#### [Stored dataset items]
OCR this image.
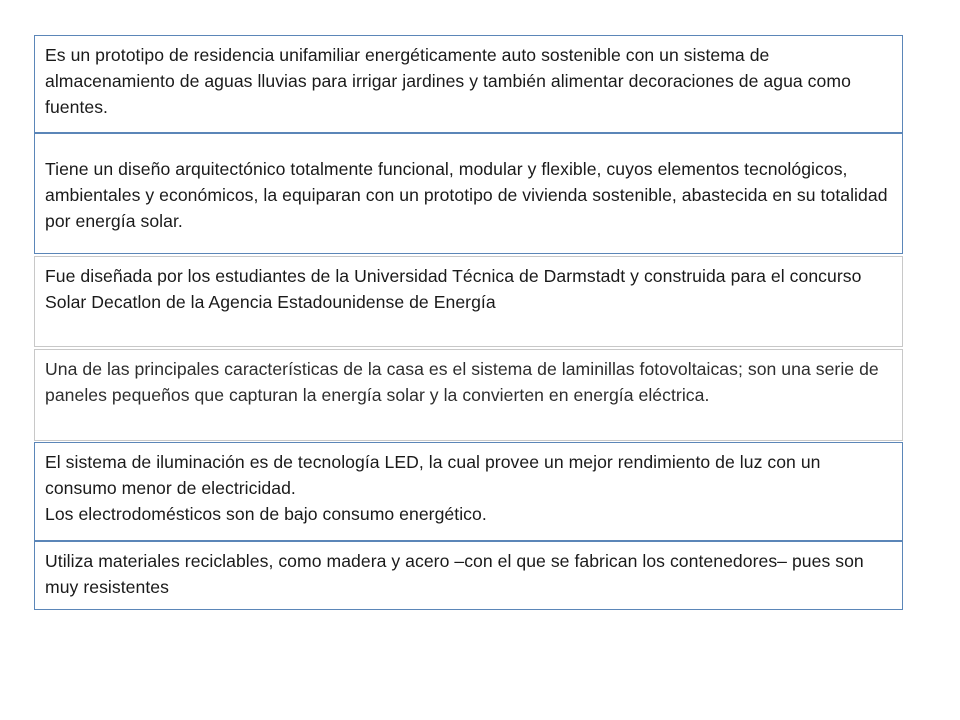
Es un prototipo de residencia unifamiliar energéticamente auto sostenible con un sistema de almacenamiento de aguas lluvias para irrigar jardines y también alimentar decoraciones de agua como fuentes.

Tiene un diseño arquitectónico totalmente funcional, modular y flexible, cuyos elementos tecnológicos, ambientales y económicos, la equiparan con un prototipo de vivienda sostenible, abastecida en su totalidad por energía solar.

Fue diseñada por los estudiantes de la Universidad Técnica de Darmstadt y construida para el concurso Solar Decatlon de la Agencia Estadounidense de Energía

Una de las principales características de la casa es el sistema de laminillas fotovoltaicas; son una serie de paneles pequeños que capturan la energía solar y la convierten en energía eléctrica.

El sistema de iluminación es de tecnología LED, la cual provee un mejor rendimiento de luz con un consumo menor de electricidad.
Los electrodomésticos son de bajo consumo energético.

Utiliza materiales reciclables, como madera y acero –con el que se fabrican los contenedores– pues son muy resistentes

#### [WHAT IS EXPECTED]
Retype each line of the listing above word for word. Exclude the pictures.

#### [ANSWER FOR THIS EXERCISE]
OCR this image.
Es un prototipo de residencia unifamiliar energéticamente auto sostenible con un sistema de almacenamiento de aguas lluvias para irrigar jardines y también alimentar decoraciones de agua como fuentes.

Tiene un diseño arquitectónico totalmente funcional, modular y flexible, cuyos elementos tecnológicos, ambientales y económicos, la equiparan con un prototipo de vivienda sostenible, abastecida en su totalidad por energía solar.

Fue diseñada por los estudiantes de la Universidad Técnica de Darmstadt y construida para el concurso Solar Decatlon de la Agencia Estadounidense de Energía

Una de las principales características de la casa es el sistema de laminillas fotovoltaicas; son una serie de paneles pequeños que capturan la energía solar y la convierten en energía eléctrica.

El sistema de iluminación es de tecnología LED, la cual provee un mejor rendimiento de luz con un consumo menor de electricidad.
Los electrodomésticos son de bajo consumo energético.

Utiliza materiales reciclables, como madera y acero –con el que se fabrican los contenedores– pues son muy resistentes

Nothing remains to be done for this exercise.